◆ WHAT IS NEEDED: Copy out the material below with "source-line" replaced by "citation-line" everywhere it occurs, leaving every other part unchanged.

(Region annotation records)
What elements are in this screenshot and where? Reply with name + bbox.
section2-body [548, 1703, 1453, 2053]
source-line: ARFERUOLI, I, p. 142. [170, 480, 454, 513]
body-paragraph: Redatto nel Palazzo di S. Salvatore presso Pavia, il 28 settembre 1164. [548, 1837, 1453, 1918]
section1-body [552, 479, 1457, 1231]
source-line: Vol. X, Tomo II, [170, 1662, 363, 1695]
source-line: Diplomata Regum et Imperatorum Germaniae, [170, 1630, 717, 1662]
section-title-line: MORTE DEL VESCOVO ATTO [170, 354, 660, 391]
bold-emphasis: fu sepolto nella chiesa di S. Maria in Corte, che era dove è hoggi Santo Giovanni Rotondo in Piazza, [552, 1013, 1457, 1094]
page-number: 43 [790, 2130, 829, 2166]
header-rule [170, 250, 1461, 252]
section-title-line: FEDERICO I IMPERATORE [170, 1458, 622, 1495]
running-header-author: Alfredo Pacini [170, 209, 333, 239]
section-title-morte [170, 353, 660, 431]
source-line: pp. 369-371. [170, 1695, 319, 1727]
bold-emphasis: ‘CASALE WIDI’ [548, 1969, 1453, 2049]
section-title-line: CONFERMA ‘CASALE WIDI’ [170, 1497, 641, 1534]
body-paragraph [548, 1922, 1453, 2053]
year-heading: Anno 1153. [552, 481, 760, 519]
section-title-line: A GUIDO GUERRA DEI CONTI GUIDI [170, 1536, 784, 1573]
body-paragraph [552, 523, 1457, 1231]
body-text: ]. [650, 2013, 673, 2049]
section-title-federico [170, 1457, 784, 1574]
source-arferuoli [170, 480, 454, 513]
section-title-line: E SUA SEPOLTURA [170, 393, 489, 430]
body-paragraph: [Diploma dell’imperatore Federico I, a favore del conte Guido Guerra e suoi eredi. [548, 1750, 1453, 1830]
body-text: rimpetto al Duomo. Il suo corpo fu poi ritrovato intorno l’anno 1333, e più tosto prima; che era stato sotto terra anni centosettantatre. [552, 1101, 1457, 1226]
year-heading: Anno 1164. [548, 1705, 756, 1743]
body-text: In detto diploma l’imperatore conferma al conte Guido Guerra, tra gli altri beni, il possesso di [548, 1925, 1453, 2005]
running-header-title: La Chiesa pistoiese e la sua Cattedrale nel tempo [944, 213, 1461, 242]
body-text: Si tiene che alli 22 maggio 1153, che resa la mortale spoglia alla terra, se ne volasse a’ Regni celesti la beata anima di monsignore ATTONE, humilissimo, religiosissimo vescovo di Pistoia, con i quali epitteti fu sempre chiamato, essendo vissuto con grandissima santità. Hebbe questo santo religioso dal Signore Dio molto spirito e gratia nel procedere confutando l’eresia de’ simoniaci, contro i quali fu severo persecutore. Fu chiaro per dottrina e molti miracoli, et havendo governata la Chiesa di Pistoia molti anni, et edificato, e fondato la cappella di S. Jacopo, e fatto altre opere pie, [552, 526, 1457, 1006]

◆ OUTPUT OF THE TASK:
What elements are in this screenshot and where? Reply with name + bbox.
section2-body [548, 1703, 1453, 2053]
citation-line: ARFERUOLI, I, p. 142. [170, 480, 454, 513]
body-paragraph: Redatto nel Palazzo di S. Salvatore presso Pavia, il 28 settembre 1164. [548, 1837, 1453, 1918]
section1-body [552, 479, 1457, 1231]
citation-line: Vol. X, Tomo II, [170, 1662, 363, 1695]
citation-line: Diplomata Regum et Imperatorum Germaniae, [170, 1630, 717, 1662]
section-title-line: MORTE DEL VESCOVO ATTO [170, 354, 660, 391]
bold-emphasis: fu sepolto nella chiesa di S. Maria in Corte, che era dove è hoggi Santo Giovanni Rotondo in Piazza, [552, 1013, 1457, 1094]
page-number: 43 [790, 2130, 829, 2166]
header-rule [170, 250, 1461, 252]
section-title-line: FEDERICO I IMPERATORE [170, 1458, 622, 1495]
running-header-author: Alfredo Pacini [170, 209, 333, 239]
section-title-morte [170, 353, 660, 431]
citation-line: pp. 369-371. [170, 1695, 319, 1727]
bold-emphasis: ‘CASALE WIDI’ [548, 1969, 1453, 2049]
section-title-line: CONFERMA ‘CASALE WIDI’ [170, 1497, 641, 1534]
body-paragraph [548, 1922, 1453, 2053]
year-heading: Anno 1153. [552, 481, 760, 519]
section-title-line: A GUIDO GUERRA DEI CONTI GUIDI [170, 1536, 784, 1573]
body-paragraph [552, 523, 1457, 1231]
body-text: ]. [650, 2013, 673, 2049]
section-title-federico [170, 1457, 784, 1574]
source-arferuoli [170, 480, 454, 513]
section-title-line: E SUA SEPOLTURA [170, 393, 489, 430]
body-paragraph: [Diploma dell’imperatore Federico I, a favore del conte Guido Guerra e suoi eredi. [548, 1750, 1453, 1830]
body-text: rimpetto al Duomo. Il suo corpo fu poi ritrovato intorno l’anno 1333, e più tosto prima; che era stato sotto terra anni centosettantatre. [552, 1101, 1457, 1226]
year-heading: Anno 1164. [548, 1705, 756, 1743]
body-text: In detto diploma l’imperatore conferma al conte Guido Guerra, tra gli altri beni, il possesso di [548, 1925, 1453, 2005]
running-header-title: La Chiesa pistoiese e la sua Cattedrale nel tempo [944, 213, 1461, 242]
body-text: Si tiene che alli 22 maggio 1153, che resa la mortale spoglia alla terra, se ne volasse a’ Regni celesti la beata anima di monsignore ATTONE, humilissimo, religiosissimo vescovo di Pistoia, con i quali epitteti fu sempre chiamato, essendo vissuto con grandissima santità. Hebbe questo santo religioso dal Signore Dio molto spirito e gratia nel procedere confutando l’eresia de’ simoniaci, contro i quali fu severo persecutore. Fu chiaro per dottrina e molti miracoli, et havendo governata la Chiesa di Pistoia molti anni, et edificato, e fondato la cappella di S. Jacopo, e fatto altre opere pie, [552, 526, 1457, 1006]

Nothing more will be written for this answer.